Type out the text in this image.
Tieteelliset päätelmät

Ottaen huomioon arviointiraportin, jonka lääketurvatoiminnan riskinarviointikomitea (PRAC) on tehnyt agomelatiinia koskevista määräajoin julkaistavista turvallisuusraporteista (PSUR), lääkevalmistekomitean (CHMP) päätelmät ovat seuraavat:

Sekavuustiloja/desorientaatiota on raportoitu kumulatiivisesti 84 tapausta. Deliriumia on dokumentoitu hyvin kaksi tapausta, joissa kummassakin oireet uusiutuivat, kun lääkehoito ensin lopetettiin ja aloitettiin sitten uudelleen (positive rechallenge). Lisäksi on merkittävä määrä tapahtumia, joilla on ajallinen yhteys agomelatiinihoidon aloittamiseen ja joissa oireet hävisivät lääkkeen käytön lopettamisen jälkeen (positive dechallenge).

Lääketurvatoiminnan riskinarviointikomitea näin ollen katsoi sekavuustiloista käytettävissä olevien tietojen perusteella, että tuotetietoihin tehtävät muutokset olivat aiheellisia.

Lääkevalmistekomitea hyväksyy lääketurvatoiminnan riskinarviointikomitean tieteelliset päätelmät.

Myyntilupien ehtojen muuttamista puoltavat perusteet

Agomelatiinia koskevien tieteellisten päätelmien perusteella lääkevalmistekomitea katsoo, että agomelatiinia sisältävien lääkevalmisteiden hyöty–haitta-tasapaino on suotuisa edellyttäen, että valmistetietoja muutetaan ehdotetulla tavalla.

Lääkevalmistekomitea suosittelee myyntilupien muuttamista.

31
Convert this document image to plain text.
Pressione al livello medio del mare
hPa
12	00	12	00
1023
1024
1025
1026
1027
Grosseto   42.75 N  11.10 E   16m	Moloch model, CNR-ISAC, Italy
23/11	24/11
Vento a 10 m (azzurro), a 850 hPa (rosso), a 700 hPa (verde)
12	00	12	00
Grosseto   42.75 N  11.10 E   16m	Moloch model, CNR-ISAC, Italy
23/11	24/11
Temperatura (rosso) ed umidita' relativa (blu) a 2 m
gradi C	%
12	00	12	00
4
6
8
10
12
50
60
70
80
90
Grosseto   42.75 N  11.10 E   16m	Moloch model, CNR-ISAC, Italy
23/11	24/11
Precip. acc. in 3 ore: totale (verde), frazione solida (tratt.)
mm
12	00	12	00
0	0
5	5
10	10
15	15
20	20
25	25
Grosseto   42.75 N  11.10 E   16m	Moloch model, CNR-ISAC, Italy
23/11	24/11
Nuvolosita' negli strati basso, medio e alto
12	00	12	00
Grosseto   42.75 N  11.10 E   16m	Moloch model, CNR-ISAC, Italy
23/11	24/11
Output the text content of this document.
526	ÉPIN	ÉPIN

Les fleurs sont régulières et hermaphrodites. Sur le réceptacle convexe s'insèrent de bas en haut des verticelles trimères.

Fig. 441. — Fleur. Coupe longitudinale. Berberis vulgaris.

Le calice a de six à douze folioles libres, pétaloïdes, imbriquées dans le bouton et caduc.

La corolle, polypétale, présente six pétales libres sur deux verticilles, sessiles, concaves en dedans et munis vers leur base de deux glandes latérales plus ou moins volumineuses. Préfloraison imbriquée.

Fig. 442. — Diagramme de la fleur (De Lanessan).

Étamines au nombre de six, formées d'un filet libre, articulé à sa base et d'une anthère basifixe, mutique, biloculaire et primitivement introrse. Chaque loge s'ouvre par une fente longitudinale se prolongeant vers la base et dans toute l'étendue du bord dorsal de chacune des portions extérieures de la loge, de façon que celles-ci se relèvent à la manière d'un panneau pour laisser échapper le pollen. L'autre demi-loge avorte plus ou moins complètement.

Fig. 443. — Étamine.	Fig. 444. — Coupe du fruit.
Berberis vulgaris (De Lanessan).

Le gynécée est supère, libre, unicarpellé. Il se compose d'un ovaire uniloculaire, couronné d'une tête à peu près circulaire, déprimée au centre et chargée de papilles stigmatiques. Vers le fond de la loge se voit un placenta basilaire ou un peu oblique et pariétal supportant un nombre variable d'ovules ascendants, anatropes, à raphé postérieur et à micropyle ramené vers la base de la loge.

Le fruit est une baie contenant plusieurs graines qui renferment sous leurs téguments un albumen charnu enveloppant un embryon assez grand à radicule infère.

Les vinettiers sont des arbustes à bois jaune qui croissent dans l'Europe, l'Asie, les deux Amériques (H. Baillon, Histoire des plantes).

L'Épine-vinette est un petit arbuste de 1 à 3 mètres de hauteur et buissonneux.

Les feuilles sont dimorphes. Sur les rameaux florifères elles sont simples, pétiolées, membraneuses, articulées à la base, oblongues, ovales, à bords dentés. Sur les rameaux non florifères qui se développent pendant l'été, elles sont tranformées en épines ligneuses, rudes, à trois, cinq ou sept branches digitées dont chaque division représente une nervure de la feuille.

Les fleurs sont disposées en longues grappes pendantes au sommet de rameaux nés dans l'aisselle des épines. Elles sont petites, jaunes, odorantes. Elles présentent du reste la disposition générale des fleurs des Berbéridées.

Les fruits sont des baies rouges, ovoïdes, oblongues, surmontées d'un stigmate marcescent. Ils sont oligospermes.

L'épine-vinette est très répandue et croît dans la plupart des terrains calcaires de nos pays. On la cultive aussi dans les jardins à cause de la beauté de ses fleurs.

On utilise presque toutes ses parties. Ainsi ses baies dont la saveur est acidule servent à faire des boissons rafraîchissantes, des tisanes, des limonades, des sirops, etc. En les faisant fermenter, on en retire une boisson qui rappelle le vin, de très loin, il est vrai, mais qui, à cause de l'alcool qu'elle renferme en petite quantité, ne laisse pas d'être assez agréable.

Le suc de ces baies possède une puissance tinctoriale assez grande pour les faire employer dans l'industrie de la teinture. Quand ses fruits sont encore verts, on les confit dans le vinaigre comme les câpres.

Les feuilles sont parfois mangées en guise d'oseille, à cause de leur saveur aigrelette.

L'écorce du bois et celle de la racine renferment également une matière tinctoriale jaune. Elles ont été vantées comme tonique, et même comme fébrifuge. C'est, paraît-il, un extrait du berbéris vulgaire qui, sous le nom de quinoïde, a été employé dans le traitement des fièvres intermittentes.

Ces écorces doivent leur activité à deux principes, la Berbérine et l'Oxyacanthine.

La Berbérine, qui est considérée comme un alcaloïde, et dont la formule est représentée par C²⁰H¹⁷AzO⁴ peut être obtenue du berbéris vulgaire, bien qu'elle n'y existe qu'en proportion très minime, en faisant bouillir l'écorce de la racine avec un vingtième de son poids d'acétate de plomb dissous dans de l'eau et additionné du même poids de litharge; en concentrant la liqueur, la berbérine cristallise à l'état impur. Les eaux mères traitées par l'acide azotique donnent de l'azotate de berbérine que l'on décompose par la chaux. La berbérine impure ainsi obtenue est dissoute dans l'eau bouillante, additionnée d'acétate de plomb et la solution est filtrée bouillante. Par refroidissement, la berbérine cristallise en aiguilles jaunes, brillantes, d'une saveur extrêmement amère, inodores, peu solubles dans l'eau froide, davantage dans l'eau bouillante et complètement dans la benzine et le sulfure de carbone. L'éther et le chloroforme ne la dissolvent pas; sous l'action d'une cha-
★ ★ ★ ★ ★
PROBLEM TO SOLVE: Find the word "this" in the entries, and copy every line it shows up in.

FULL OUTPUT:
Type out the text in this image.
Convert this document image to plain text.
Output the text content of this document.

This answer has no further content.